--- start of Supplied records ---
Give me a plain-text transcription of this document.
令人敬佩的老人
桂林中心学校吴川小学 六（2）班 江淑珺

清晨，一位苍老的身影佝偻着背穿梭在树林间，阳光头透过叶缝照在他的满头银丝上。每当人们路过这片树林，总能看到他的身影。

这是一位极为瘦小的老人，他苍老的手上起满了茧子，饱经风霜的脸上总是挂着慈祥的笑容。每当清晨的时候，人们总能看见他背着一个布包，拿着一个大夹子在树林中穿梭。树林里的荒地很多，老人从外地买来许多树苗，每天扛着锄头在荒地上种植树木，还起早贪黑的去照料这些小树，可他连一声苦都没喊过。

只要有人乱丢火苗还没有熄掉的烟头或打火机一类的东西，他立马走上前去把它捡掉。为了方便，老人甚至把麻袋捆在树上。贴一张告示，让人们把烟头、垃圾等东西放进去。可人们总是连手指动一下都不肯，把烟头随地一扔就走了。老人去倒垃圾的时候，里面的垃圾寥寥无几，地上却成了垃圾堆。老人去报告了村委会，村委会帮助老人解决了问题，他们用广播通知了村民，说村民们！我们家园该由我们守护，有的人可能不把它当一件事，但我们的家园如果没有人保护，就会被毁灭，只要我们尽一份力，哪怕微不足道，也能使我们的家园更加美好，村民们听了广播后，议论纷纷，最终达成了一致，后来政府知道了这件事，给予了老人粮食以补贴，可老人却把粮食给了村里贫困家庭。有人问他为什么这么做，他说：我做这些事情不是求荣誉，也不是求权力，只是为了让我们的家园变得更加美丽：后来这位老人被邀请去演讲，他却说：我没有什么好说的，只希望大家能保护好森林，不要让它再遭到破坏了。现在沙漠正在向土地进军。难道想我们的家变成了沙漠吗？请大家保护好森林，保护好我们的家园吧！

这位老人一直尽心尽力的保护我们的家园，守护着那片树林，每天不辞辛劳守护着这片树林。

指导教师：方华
--- end of Supplied records ---
What is needed:
Reproduce every line of the material above exactly.

Response for this exercise:
Give me a plain-text transcription of this document.
令人敬佩的老人
桂林中心学校吴川小学 六（2）班 江淑珺

清晨，一位苍老的身影佝偻着背穿梭在树林间，阳光头透过叶缝照在他的满头银丝上。每当人们路过这片树林，总能看到他的身影。

这是一位极为瘦小的老人，他苍老的手上起满了茧子，饱经风霜的脸上总是挂着慈祥的笑容。每当清晨的时候，人们总能看见他背着一个布包，拿着一个大夹子在树林中穿梭。树林里的荒地很多，老人从外地买来许多树苗，每天扛着锄头在荒地上种植树木，还起早贪黑的去照料这些小树，可他连一声苦都没喊过。

只要有人乱丢火苗还没有熄掉的烟头或打火机一类的东西，他立马走上前去把它捡掉。为了方便，老人甚至把麻袋捆在树上。贴一张告示，让人们把烟头、垃圾等东西放进去。可人们总是连手指动一下都不肯，把烟头随地一扔就走了。老人去倒垃圾的时候，里面的垃圾寥寥无几，地上却成了垃圾堆。老人去报告了村委会，村委会帮助老人解决了问题，他们用广播通知了村民，说村民们！我们家园该由我们守护，有的人可能不把它当一件事，但我们的家园如果没有人保护，就会被毁灭，只要我们尽一份力，哪怕微不足道，也能使我们的家园更加美好，村民们听了广播后，议论纷纷，最终达成了一致，后来政府知道了这件事，给予了老人粮食以补贴，可老人却把粮食给了村里贫困家庭。有人问他为什么这么做，他说：我做这些事情不是求荣誉，也不是求权力，只是为了让我们的家园变得更加美丽：后来这位老人被邀请去演讲，他却说：我没有什么好说的，只希望大家能保护好森林，不要让它再遭到破坏了。现在沙漠正在向土地进军。难道想我们的家变成了沙漠吗？请大家保护好森林，保护好我们的家园吧！

这位老人一直尽心尽力的保护我们的家园，守护着那片树林，每天不辞辛劳守护着这片树林。

指导教师：方华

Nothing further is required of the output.